[Stored records]
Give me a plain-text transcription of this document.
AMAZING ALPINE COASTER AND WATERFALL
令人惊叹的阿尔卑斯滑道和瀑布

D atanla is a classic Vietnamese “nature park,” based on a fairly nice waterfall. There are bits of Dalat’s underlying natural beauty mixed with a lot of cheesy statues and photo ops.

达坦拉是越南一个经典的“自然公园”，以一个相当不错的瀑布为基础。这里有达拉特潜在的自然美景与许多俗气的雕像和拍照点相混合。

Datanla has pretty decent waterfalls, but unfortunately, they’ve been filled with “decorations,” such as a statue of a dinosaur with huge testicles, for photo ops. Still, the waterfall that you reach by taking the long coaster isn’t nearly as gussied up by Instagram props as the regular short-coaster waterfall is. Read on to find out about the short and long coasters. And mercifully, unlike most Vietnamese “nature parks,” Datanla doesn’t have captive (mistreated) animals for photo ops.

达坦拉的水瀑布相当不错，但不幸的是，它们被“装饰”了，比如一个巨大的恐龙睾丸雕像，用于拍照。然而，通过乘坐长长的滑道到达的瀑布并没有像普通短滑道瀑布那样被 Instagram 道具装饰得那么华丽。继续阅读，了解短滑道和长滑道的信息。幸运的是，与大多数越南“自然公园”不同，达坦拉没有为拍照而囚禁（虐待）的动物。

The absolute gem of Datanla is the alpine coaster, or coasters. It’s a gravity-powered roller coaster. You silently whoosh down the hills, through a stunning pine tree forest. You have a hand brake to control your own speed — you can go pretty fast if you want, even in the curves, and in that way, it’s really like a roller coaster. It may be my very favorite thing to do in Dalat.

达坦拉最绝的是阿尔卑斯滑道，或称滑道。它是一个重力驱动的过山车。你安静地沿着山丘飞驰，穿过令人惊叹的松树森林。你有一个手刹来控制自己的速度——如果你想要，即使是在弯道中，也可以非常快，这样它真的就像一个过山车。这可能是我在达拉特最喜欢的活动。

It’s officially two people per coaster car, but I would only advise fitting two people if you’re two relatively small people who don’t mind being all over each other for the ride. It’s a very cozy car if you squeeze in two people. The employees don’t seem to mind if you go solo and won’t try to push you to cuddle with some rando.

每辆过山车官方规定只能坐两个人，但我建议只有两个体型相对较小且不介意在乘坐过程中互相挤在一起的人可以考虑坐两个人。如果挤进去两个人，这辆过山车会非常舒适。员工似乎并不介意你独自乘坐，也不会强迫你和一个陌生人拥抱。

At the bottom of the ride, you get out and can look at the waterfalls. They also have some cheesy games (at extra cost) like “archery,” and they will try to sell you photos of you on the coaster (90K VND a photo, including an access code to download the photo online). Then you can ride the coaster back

---

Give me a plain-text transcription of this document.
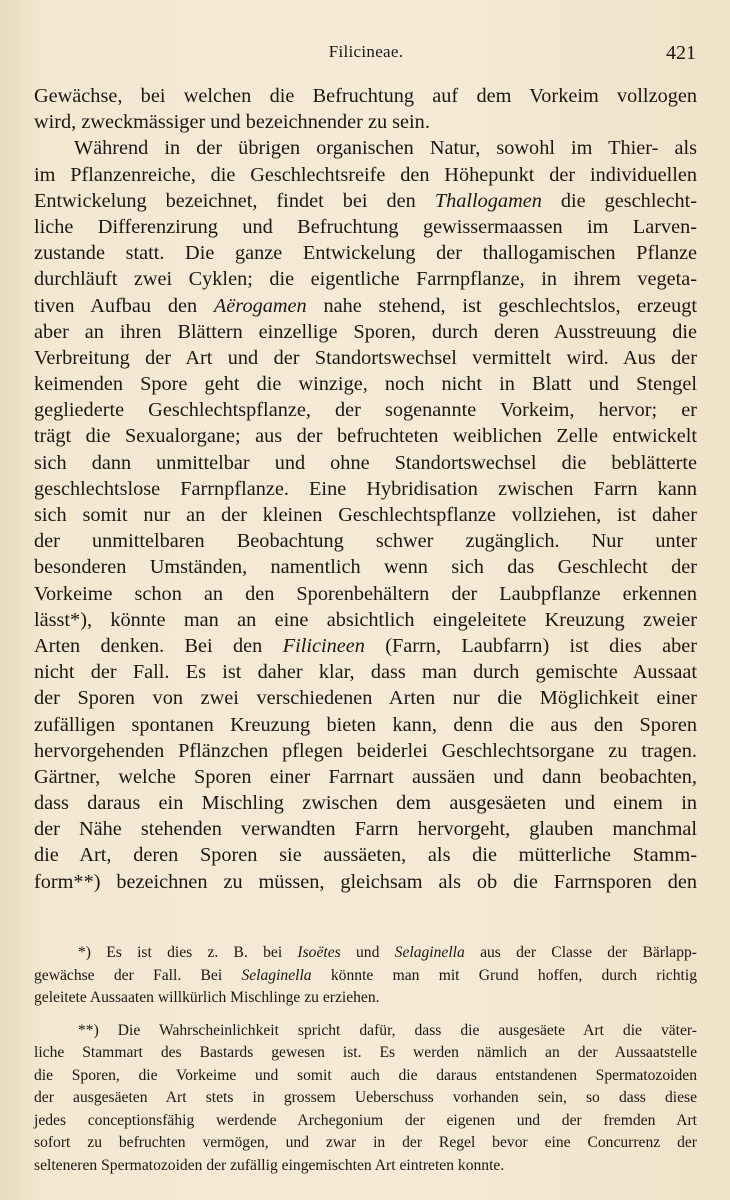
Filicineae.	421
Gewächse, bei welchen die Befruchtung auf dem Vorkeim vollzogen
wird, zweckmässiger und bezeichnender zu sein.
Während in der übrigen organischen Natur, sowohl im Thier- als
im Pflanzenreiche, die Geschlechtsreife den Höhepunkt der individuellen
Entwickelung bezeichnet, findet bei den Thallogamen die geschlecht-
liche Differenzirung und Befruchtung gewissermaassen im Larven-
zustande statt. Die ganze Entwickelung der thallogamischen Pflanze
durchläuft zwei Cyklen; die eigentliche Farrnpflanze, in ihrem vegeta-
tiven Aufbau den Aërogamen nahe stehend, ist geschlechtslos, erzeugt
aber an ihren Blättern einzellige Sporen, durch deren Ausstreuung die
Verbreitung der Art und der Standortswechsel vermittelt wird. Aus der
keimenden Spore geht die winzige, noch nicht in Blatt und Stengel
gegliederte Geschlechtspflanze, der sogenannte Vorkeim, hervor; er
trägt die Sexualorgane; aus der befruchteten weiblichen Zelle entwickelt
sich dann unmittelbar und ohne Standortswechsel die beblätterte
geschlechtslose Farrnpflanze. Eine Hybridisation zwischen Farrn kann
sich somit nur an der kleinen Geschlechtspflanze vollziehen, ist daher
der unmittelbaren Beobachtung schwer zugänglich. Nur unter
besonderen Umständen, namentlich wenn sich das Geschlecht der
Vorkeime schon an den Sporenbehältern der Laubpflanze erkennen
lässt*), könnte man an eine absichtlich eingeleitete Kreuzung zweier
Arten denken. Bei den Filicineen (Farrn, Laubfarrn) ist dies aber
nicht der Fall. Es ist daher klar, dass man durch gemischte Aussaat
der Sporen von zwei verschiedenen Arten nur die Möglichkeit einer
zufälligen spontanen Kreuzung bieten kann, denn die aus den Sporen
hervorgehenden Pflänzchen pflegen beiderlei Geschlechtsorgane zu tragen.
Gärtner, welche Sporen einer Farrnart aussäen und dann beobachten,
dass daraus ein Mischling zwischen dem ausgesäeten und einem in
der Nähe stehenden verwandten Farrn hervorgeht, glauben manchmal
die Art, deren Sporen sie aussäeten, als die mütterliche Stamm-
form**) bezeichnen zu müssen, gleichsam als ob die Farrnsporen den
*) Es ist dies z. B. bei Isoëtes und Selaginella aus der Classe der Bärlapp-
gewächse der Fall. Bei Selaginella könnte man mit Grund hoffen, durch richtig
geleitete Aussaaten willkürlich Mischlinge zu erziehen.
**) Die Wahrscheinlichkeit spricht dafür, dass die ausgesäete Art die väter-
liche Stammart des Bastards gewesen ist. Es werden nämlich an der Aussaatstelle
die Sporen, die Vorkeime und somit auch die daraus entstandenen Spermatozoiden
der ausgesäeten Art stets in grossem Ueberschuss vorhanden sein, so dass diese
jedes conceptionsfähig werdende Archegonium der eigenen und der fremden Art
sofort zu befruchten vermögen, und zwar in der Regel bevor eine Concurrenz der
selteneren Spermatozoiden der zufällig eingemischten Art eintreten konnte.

INSTRUCTIONS FOR THE TASK |
Wherever a line in the data above holds "wird", copy that line.

OUTPUT OF THE EXERCISE |
wird, zweckmässiger und bezeichnender zu sein.
Verbreitung der Art und der Standortswechsel vermittelt wird. Aus der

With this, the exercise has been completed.